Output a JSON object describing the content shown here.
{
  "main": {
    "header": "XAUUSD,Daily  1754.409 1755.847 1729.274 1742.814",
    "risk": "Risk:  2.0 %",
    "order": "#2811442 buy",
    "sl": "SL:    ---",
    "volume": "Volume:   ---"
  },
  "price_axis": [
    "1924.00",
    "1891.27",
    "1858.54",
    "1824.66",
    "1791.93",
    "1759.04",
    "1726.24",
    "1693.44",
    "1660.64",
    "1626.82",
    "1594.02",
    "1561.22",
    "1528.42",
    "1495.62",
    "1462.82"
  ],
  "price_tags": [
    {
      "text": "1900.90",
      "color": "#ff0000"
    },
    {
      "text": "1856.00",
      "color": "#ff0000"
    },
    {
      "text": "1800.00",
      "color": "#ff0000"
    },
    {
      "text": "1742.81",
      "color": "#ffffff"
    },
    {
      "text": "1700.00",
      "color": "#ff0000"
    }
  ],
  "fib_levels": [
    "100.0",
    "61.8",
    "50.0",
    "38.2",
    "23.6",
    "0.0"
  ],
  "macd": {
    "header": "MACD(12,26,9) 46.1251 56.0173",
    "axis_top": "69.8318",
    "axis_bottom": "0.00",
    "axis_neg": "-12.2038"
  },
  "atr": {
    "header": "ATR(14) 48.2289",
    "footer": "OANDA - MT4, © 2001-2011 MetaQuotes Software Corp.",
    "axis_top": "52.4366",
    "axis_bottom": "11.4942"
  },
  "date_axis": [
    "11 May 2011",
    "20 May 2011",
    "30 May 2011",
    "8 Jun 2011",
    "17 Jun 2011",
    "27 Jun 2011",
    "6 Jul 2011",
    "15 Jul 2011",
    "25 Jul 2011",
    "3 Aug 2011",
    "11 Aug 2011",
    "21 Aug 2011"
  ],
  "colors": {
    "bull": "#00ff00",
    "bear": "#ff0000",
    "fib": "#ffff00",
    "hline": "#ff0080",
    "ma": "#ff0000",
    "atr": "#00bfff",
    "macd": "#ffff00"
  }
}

________________________

List all lines above in which the string "header" appears.

### Written reply
    "header": "XAUUSD,Daily  1754.409 1755.847 1729.274 1742.814",
    "header": "MACD(12,26,9) 46.1251 56.0173",
    "header": "ATR(14) 48.2289",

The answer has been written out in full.